Copy out every line exactly, passing over the pictures.

RECORDS SUPPLIED -

=======

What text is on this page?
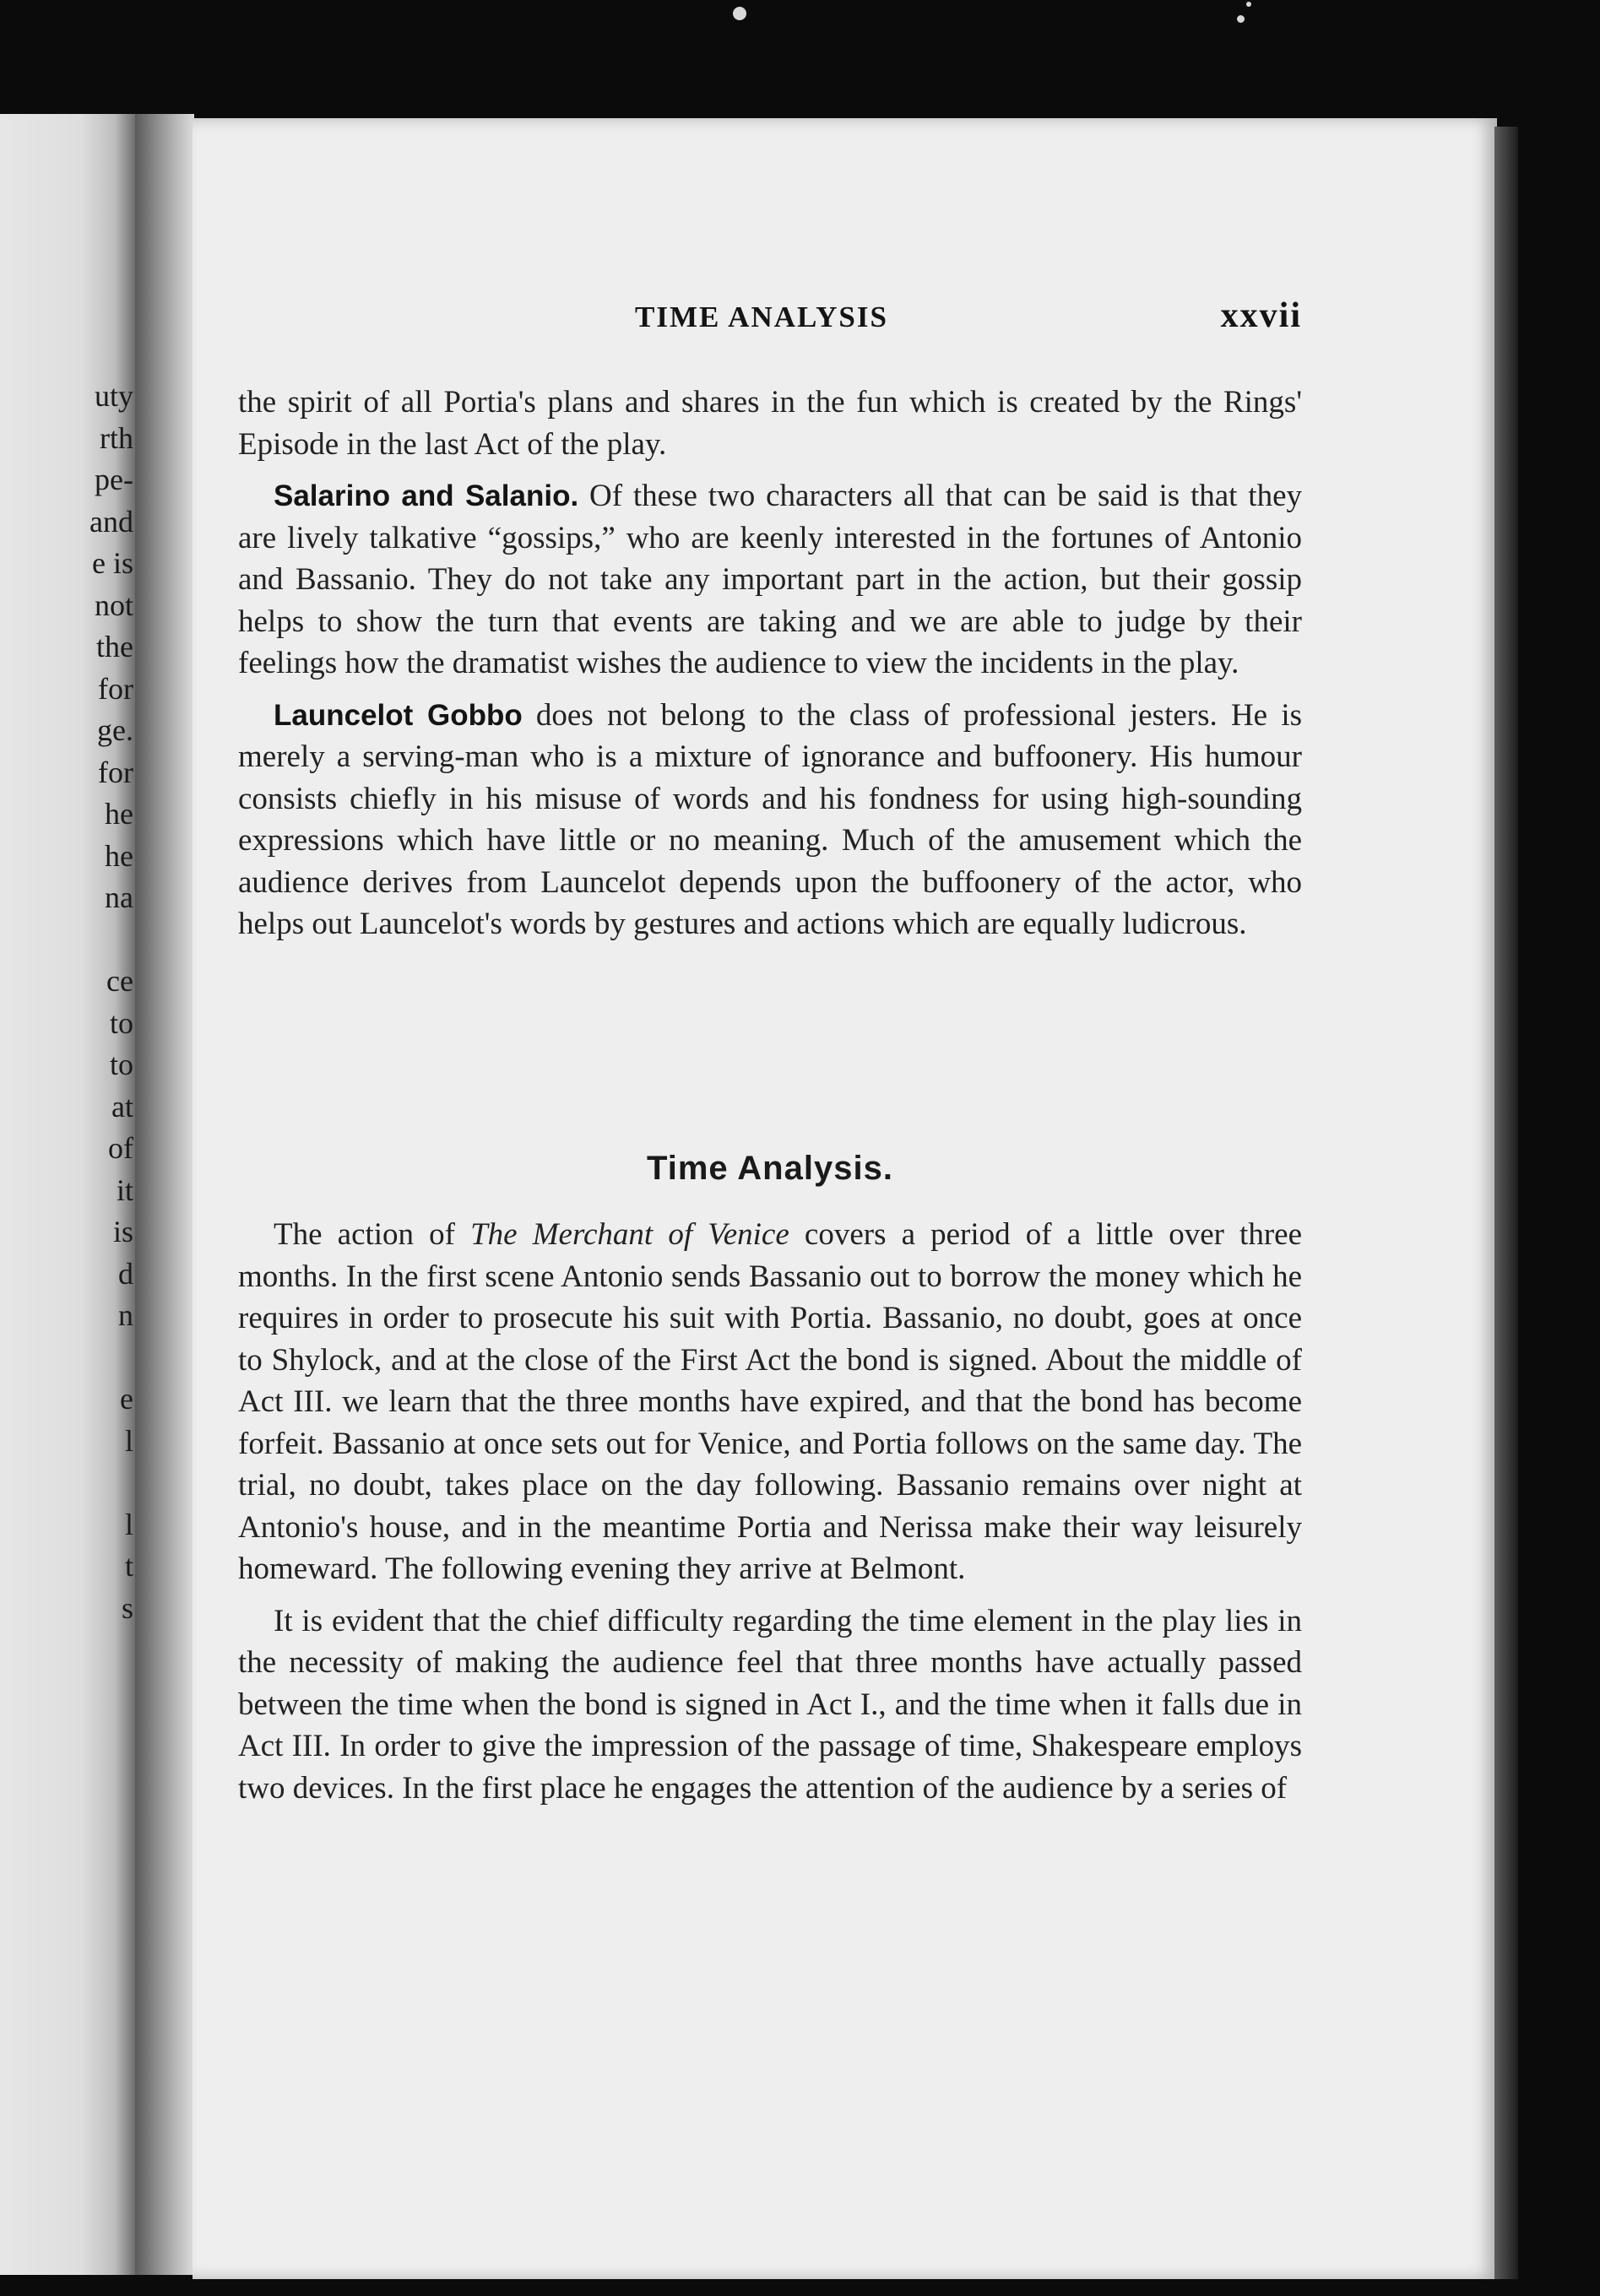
uty
rth
pe-
and
e is
not
the
for
ge.
for
he
he
na

ce
to
to
at
of
it
is
d
n

e
l

l
t
s

TIME ANALYSIS	xxvii

the spirit of all Portia's plans and shares in the fun which is created by the Rings' Episode in the last Act of the play.

Salarino and Salanio. Of these two characters all that can be said is that they are lively talkative “gossips,” who are keenly interested in the fortunes of Antonio and Bassanio. They do not take any important part in the action, but their gossip helps to show the turn that events are taking and we are able to judge by their feelings how the dramatist wishes the audience to view the incidents in the play.

Launcelot Gobbo does not belong to the class of professional jesters. He is merely a serving-man who is a mixture of ignorance and buffoonery. His humour consists chiefly in his misuse of words and his fondness for using high-sounding expressions which have little or no meaning. Much of the amusement which the audience derives from Launcelot depends upon the buffoonery of the actor, who helps out Launcelot's words by gestures and actions which are equally ludicrous.

Time Analysis.

The action of The Merchant of Venice covers a period of a little over three months. In the first scene Antonio sends Bassanio out to borrow the money which he requires in order to prosecute his suit with Portia. Bassanio, no doubt, goes at once to Shylock, and at the close of the First Act the bond is signed. About the middle of Act III. we learn that the three months have expired, and that the bond has become forfeit. Bassanio at once sets out for Venice, and Portia follows on the same day. The trial, no doubt, takes place on the day following. Bassanio remains over night at Antonio's house, and in the meantime Portia and Nerissa make their way leisurely homeward. The following evening they arrive at Belmont.

It is evident that the chief difficulty regarding the time element in the play lies in the necessity of making the audience feel that three months have actually passed between the time when the bond is signed in Act I., and the time when it falls due in Act III. In order to give the impression of the passage of time, Shakespeare employs two devices. In the first place he engages the attention of the audience by a series of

=======

FINAL RESULT -
What text is on this page?
uty
rth
pe-
and
e is
not
the
for
ge.
for
he
he
na

ce
to
to
at
of
it
is
d
n

e
l

l
t
s

TIME ANALYSIS	xxvii

the spirit of all Portia's plans and shares in the fun which is created by the Rings' Episode in the last Act of the play.

Salarino and Salanio. Of these two characters all that can be said is that they are lively talkative “gossips,” who are keenly interested in the fortunes of Antonio and Bassanio. They do not take any important part in the action, but their gossip helps to show the turn that events are taking and we are able to judge by their feelings how the dramatist wishes the audience to view the incidents in the play.

Launcelot Gobbo does not belong to the class of professional jesters. He is merely a serving-man who is a mixture of ignorance and buffoonery. His humour consists chiefly in his misuse of words and his fondness for using high-sounding expressions which have little or no meaning. Much of the amusement which the audience derives from Launcelot depends upon the buffoonery of the actor, who helps out Launcelot's words by gestures and actions which are equally ludicrous.

Time Analysis.

The action of The Merchant of Venice covers a period of a little over three months. In the first scene Antonio sends Bassanio out to borrow the money which he requires in order to prosecute his suit with Portia. Bassanio, no doubt, goes at once to Shylock, and at the close of the First Act the bond is signed. About the middle of Act III. we learn that the three months have expired, and that the bond has become forfeit. Bassanio at once sets out for Venice, and Portia follows on the same day. The trial, no doubt, takes place on the day following. Bassanio remains over night at Antonio's house, and in the meantime Portia and Nerissa make their way leisurely homeward. The following evening they arrive at Belmont.

It is evident that the chief difficulty regarding the time element in the play lies in the necessity of making the audience feel that three months have actually passed between the time when the bond is signed in Act I., and the time when it falls due in Act III. In order to give the impression of the passage of time, Shakespeare employs two devices. In the first place he engages the attention of the audience by a series of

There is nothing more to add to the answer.